EXERCISE OBJECTIVE:
Copy all the data exactly, except the pictures.

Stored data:
— start —
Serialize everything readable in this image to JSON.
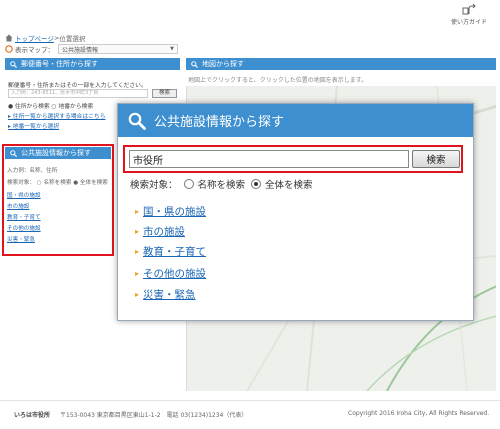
{
  "header": {
    "guide_label": "使い方ガイド"
  },
  "breadcrumb": {
    "home": "トップページ",
    "separator": ">",
    "current": "位置選択"
  },
  "map_select": {
    "label": "表示マップ：",
    "value": "公共施設情報"
  },
  "zip_panel": {
    "title": "郵便番号・住所から探す",
    "instruction": "郵便番号・住所またはその一部を入力してください。",
    "input_placeholder": "入力例：243-8511、厚木市中町3丁目",
    "search_label": "検索",
    "radio_address": "住所から検索",
    "radio_landmark": "地番から検索",
    "link_list": "住所一覧から選択する場合はこちら",
    "link_landmark": "地番一覧から選択"
  },
  "public_panel_small": {
    "title": "公共施設情報から探す",
    "input_placeholder": "入力例：名称、住所",
    "target_label": "検索対象：",
    "radio_name": "名称を検索",
    "radio_all": "全体を検索",
    "links": [
      "国・県の施設",
      "市の施設",
      "教育・子育て",
      "その他の施設",
      "災害・緊急"
    ]
  },
  "map_panel": {
    "title": "地図から探す",
    "hint": "地図上でクリックすると、クリックした位置の地図を表示します。"
  },
  "modal": {
    "title": "公共施設情報から探す",
    "search_value": "市役所",
    "search_label": "検索",
    "target_label": "検索対象：",
    "radio_name": "名称を検索",
    "radio_all": "全体を検索",
    "links": [
      "国・県の施設",
      "市の施設",
      "教育・子育て",
      "その他の施設",
      "災害・緊急"
    ]
  },
  "footer": {
    "city": "いろは市役所",
    "address": "〒153-0043 東京都目黒区東山1-1-2　電話 03(1234)1234（代表）",
    "copyright": "Copyright 2016 Iroha City, All Rights Reserved."
  },
  "colors": {
    "accent_blue": "#3d8fd0",
    "highlight_red": "#e0141e",
    "link_blue": "#1a66b5",
    "arrow_orange": "#f0a020"
  }
}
— end —
RESPONSE:
Serialize everything readable in this image to JSON.
{
  "header": {
    "guide_label": "使い方ガイド"
  },
  "breadcrumb": {
    "home": "トップページ",
    "separator": ">",
    "current": "位置選択"
  },
  "map_select": {
    "label": "表示マップ：",
    "value": "公共施設情報"
  },
  "zip_panel": {
    "title": "郵便番号・住所から探す",
    "instruction": "郵便番号・住所またはその一部を入力してください。",
    "input_placeholder": "入力例：243-8511、厚木市中町3丁目",
    "search_label": "検索",
    "radio_address": "住所から検索",
    "radio_landmark": "地番から検索",
    "link_list": "住所一覧から選択する場合はこちら",
    "link_landmark": "地番一覧から選択"
  },
  "public_panel_small": {
    "title": "公共施設情報から探す",
    "input_placeholder": "入力例：名称、住所",
    "target_label": "検索対象：",
    "radio_name": "名称を検索",
    "radio_all": "全体を検索",
    "links": [
      "国・県の施設",
      "市の施設",
      "教育・子育て",
      "その他の施設",
      "災害・緊急"
    ]
  },
  "map_panel": {
    "title": "地図から探す",
    "hint": "地図上でクリックすると、クリックした位置の地図を表示します。"
  },
  "modal": {
    "title": "公共施設情報から探す",
    "search_value": "市役所",
    "search_label": "検索",
    "target_label": "検索対象：",
    "radio_name": "名称を検索",
    "radio_all": "全体を検索",
    "links": [
      "国・県の施設",
      "市の施設",
      "教育・子育て",
      "その他の施設",
      "災害・緊急"
    ]
  },
  "footer": {
    "city": "いろは市役所",
    "address": "〒153-0043 東京都目黒区東山1-1-2　電話 03(1234)1234（代表）",
    "copyright": "Copyright 2016 Iroha City, All Rights Reserved."
  },
  "colors": {
    "accent_blue": "#3d8fd0",
    "highlight_red": "#e0141e",
    "link_blue": "#1a66b5",
    "arrow_orange": "#f0a020"
  }
}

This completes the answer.